Given problem. Starting with the line that has "What data was" in it, repeat every line through the last one, word for word, and give nothing more.

Items.
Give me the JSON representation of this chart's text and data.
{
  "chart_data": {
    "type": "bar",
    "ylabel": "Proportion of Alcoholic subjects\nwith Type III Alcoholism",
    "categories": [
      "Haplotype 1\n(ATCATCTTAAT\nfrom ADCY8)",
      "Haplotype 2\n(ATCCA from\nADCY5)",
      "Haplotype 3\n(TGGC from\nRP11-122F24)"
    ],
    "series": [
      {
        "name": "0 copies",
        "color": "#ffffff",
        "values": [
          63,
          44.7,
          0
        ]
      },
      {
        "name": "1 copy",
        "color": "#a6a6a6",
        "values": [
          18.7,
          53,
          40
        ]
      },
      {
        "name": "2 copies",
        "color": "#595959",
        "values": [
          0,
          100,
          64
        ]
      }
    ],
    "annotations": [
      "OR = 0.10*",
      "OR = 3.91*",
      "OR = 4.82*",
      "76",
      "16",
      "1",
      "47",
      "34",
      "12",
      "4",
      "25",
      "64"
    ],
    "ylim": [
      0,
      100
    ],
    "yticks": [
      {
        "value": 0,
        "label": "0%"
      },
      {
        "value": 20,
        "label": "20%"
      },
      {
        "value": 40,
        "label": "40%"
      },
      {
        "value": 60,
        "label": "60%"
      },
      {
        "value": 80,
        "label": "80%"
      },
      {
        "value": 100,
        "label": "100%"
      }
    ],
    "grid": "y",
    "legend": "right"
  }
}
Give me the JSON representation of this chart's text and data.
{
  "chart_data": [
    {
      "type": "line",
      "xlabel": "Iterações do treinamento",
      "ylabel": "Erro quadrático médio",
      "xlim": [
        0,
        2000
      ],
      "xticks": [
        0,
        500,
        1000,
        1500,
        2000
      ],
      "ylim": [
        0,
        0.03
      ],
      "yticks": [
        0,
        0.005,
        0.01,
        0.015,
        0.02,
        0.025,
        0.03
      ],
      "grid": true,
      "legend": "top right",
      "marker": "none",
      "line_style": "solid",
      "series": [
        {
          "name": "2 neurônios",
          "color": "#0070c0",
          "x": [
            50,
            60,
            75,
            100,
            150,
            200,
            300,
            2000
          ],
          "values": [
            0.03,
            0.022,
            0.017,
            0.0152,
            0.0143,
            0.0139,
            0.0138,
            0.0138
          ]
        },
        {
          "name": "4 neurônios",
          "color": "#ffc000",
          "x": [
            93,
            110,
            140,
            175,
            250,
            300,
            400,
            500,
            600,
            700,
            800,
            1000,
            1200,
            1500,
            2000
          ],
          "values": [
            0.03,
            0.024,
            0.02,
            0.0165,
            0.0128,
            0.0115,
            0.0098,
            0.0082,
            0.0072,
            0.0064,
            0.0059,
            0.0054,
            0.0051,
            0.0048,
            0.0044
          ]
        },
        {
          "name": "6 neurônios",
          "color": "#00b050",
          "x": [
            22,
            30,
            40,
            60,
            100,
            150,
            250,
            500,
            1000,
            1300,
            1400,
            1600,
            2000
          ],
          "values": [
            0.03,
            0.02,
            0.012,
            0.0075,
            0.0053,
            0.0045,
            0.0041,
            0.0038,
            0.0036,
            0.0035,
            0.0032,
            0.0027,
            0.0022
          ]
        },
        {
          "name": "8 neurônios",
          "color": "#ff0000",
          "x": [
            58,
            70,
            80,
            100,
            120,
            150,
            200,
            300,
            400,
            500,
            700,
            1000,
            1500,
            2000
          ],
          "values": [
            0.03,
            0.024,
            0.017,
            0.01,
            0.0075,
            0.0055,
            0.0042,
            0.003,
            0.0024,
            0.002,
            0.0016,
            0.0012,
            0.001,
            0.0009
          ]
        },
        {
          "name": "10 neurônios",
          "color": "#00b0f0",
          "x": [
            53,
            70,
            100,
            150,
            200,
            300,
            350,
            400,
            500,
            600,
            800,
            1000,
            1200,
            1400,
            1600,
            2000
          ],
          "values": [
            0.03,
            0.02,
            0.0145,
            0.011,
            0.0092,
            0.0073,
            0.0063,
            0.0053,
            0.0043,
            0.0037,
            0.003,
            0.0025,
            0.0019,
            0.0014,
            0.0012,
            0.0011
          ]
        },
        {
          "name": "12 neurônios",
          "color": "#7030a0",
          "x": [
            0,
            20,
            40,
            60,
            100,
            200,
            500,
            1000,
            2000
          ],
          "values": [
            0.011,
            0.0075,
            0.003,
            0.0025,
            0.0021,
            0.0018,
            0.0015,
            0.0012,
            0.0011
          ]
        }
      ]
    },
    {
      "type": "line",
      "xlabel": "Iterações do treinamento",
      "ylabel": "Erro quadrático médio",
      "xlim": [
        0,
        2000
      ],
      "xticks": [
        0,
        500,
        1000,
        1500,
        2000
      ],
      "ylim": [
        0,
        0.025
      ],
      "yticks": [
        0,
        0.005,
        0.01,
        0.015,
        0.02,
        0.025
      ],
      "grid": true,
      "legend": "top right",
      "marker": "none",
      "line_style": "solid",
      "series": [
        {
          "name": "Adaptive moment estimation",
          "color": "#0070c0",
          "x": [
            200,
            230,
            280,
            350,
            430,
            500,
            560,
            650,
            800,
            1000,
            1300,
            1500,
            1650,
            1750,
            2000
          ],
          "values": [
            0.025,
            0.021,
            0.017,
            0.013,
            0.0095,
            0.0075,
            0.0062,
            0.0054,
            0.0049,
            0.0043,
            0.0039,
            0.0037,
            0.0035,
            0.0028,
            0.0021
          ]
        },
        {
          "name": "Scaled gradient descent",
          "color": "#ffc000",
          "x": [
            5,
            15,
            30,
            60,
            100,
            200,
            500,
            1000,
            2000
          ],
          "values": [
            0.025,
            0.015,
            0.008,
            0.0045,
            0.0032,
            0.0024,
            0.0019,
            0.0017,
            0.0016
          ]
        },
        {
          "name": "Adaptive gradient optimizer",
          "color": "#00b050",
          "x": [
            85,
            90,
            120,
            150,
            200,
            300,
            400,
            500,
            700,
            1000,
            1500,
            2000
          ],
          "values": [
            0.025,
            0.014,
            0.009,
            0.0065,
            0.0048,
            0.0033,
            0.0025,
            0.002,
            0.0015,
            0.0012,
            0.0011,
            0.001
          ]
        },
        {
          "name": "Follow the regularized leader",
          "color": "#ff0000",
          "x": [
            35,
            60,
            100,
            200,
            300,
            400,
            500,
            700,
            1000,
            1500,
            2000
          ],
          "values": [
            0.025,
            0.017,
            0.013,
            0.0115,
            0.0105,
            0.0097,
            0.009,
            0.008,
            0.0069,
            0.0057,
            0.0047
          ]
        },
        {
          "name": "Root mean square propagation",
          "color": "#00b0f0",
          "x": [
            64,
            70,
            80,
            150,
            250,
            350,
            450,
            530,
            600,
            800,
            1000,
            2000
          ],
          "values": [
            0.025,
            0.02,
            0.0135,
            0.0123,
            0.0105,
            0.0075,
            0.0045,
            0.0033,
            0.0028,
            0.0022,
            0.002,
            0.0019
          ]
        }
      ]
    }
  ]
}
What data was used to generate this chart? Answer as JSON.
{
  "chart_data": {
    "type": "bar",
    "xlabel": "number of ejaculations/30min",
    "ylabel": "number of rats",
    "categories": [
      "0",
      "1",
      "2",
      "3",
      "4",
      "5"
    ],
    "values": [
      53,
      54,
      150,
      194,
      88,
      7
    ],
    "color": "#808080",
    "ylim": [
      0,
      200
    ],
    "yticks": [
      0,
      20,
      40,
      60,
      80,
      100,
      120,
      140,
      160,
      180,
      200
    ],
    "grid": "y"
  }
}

Final result.
What data was used to generate this chart? Answer as JSON.
{
  "chart_data": {
    "type": "bar",
    "xlabel": "number of ejaculations/30min",
    "ylabel": "number of rats",
    "categories": [
      "0",
      "1",
      "2",
      "3",
      "4",
      "5"
    ],
    "values": [
      53,
      54,
      150,
      194,
      88,
      7
    ],
    "color": "#808080",
    "ylim": [
      0,
      200
    ],
    "yticks": [
      0,
      20,
      40,
      60,
      80,
      100,
      120,
      140,
      160,
      180,
      200
    ],
    "grid": "y"
  }
}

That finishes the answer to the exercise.